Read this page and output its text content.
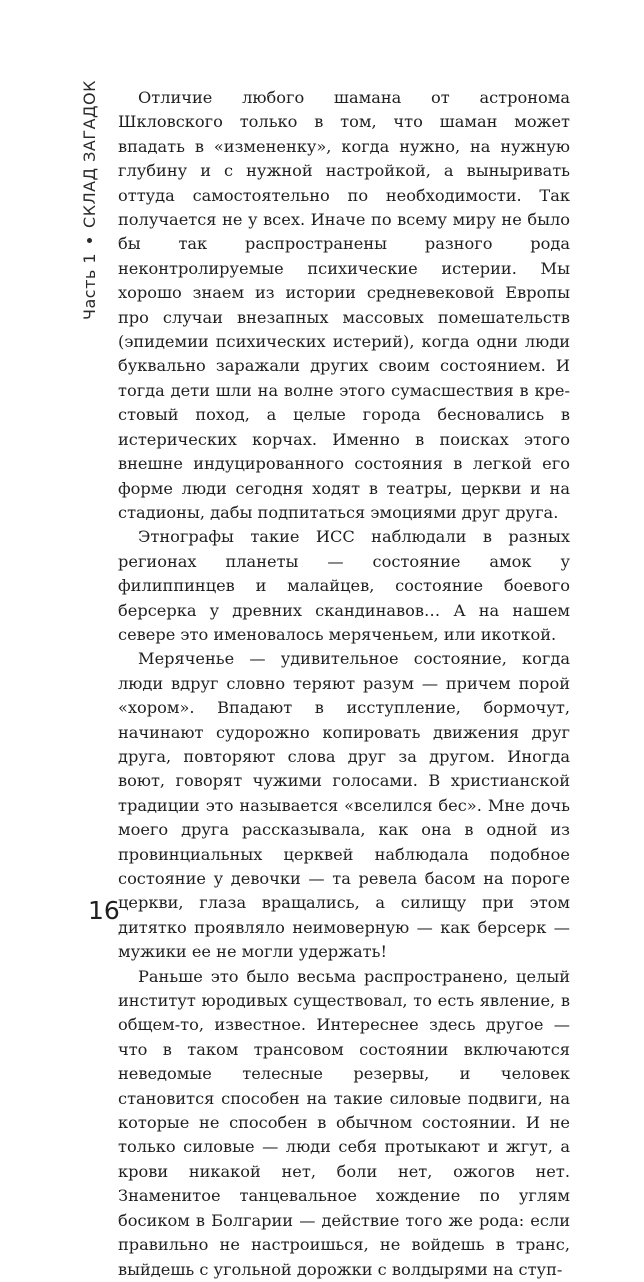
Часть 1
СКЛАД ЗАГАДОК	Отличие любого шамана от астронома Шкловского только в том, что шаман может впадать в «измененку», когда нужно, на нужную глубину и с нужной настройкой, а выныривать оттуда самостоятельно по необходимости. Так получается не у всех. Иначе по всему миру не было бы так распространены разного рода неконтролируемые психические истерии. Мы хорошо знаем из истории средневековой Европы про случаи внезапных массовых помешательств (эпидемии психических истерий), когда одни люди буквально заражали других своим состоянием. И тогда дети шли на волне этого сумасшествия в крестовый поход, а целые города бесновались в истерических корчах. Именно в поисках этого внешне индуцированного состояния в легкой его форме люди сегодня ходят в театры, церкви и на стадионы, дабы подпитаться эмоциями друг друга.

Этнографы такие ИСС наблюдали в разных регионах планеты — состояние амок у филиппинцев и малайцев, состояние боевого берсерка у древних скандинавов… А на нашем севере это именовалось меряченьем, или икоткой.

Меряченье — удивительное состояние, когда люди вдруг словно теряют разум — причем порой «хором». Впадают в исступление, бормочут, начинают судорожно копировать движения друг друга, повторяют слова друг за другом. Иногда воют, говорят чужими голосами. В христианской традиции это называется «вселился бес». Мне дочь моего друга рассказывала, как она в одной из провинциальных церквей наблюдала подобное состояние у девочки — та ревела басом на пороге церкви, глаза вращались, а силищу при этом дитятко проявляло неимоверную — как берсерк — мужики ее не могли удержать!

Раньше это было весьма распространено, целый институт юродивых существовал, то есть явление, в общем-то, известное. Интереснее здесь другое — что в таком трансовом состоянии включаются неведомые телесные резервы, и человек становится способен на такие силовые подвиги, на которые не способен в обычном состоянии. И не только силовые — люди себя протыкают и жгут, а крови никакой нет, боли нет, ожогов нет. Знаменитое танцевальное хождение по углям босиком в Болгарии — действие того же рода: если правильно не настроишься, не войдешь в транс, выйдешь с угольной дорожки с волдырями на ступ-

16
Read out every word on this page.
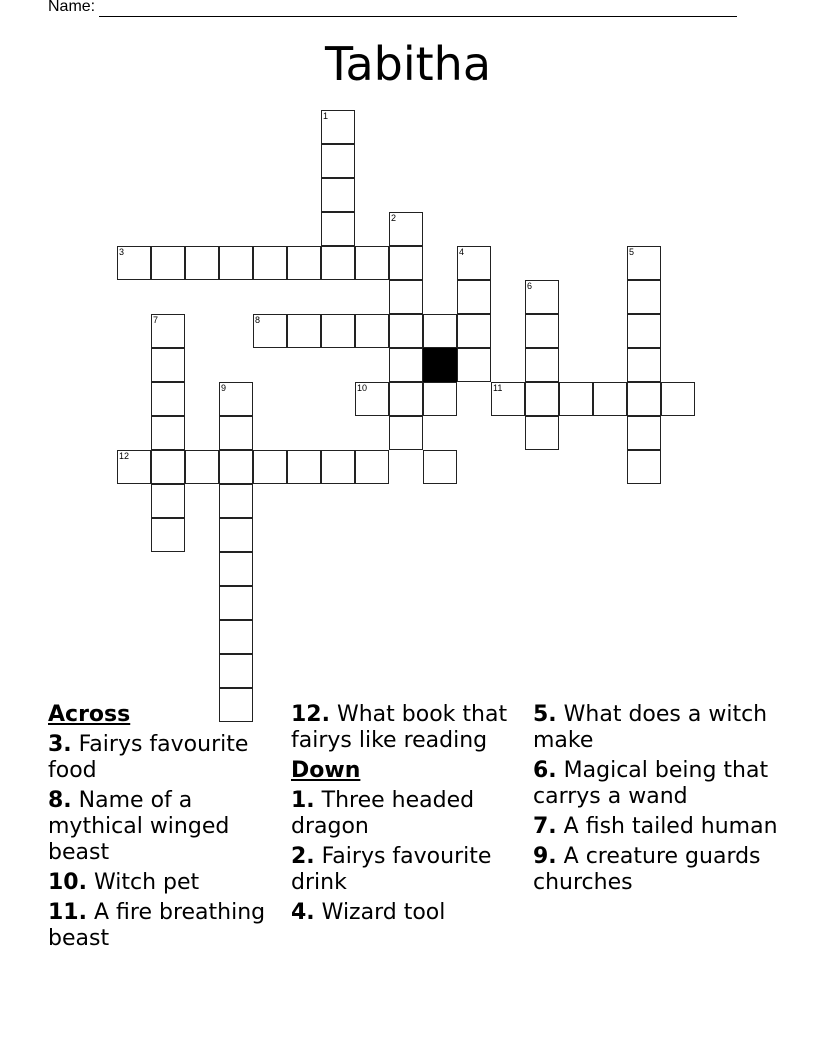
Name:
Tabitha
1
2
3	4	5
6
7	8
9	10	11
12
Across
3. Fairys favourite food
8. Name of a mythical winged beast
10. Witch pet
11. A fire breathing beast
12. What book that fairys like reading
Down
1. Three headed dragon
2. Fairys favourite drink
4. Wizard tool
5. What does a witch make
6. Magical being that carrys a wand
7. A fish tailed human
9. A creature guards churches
○ ○ ○ ○ ○
## Exercise
Copy out every line of the material above that mentions the word "favourite".

## Output for this task
3. Fairys favourite food
2. Fairys favourite drink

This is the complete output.